-- Input start --

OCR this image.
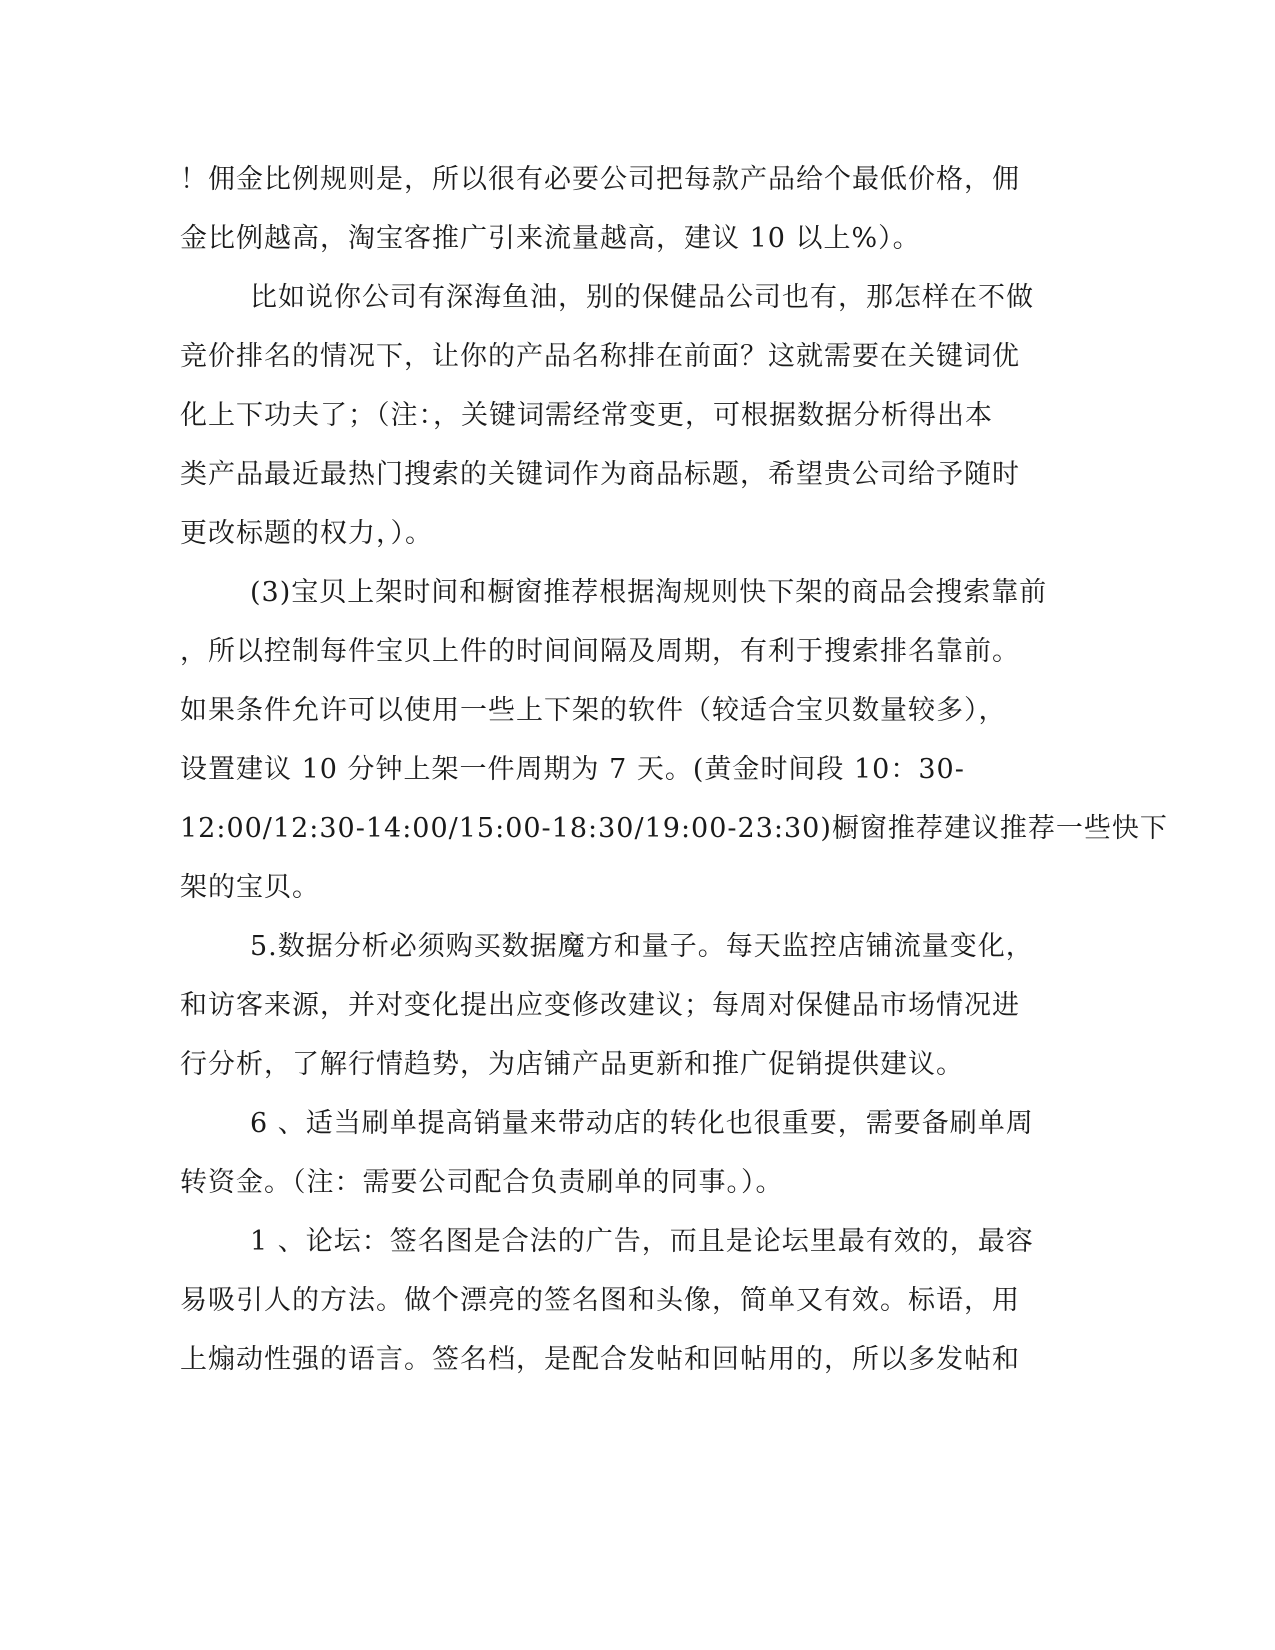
！佣金比例规则是，所以很有必要公司把每款产品给个最低价格，佣
金比例越高，淘宝客推广引来流量越高，建议 10 以上%）。
比如说你公司有深海鱼油，别的保健品公司也有，那怎样在不做
竞价排名的情况下，让你的产品名称排在前面？这就需要在关键词优
化上下功夫了；（注：，关键词需经常变更，可根据数据分析得出本
类产品最近最热门搜索的关键词作为商品标题，希望贵公司给予随时
更改标题的权力，）。
(3)宝贝上架时间和橱窗推荐根据淘规则快下架的商品会搜索靠前
，所以控制每件宝贝上件的时间间隔及周期，有利于搜索排名靠前。
如果条件允许可以使用一些上下架的软件（较适合宝贝数量较多），
设置建议 10 分钟上架一件周期为 7 天。(黄金时间段 10：30-
12:00/12:30-14:00/15:00-18:30/19:00-23:30)橱窗推荐建议推荐一些快下
架的宝贝。
5.数据分析必须购买数据魔方和量子。每天监控店铺流量变化，
和访客来源，并对变化提出应变修改建议；每周对保健品市场情况进
行分析，了解行情趋势，为店铺产品更新和推广促销提供建议。
6 、适当刷单提高销量来带动店的转化也很重要，需要备刷单周
转资金。（注：需要公司配合负责刷单的同事。）。
1 、论坛：签名图是合法的广告，而且是论坛里最有效的，最容
易吸引人的方法。做个漂亮的签名图和头像，简单又有效。标语，用
上煽动性强的语言。签名档，是配合发帖和回帖用的，所以多发帖和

-- Input end --

Repeat the material above verbatim. Leave the pictures behind.

(Reply):
OCR this image.
！佣金比例规则是，所以很有必要公司把每款产品给个最低价格，佣
金比例越高，淘宝客推广引来流量越高，建议 10 以上%）。
比如说你公司有深海鱼油，别的保健品公司也有，那怎样在不做
竞价排名的情况下，让你的产品名称排在前面？这就需要在关键词优
化上下功夫了；（注：，关键词需经常变更，可根据数据分析得出本
类产品最近最热门搜索的关键词作为商品标题，希望贵公司给予随时
更改标题的权力，）。
(3)宝贝上架时间和橱窗推荐根据淘规则快下架的商品会搜索靠前
，所以控制每件宝贝上件的时间间隔及周期，有利于搜索排名靠前。
如果条件允许可以使用一些上下架的软件（较适合宝贝数量较多），
设置建议 10 分钟上架一件周期为 7 天。(黄金时间段 10：30-
12:00/12:30-14:00/15:00-18:30/19:00-23:30)橱窗推荐建议推荐一些快下
架的宝贝。
5.数据分析必须购买数据魔方和量子。每天监控店铺流量变化，
和访客来源，并对变化提出应变修改建议；每周对保健品市场情况进
行分析，了解行情趋势，为店铺产品更新和推广促销提供建议。
6 、适当刷单提高销量来带动店的转化也很重要，需要备刷单周
转资金。（注：需要公司配合负责刷单的同事。）。
1 、论坛：签名图是合法的广告，而且是论坛里最有效的，最容
易吸引人的方法。做个漂亮的签名图和头像，简单又有效。标语，用
上煽动性强的语言。签名档，是配合发帖和回帖用的，所以多发帖和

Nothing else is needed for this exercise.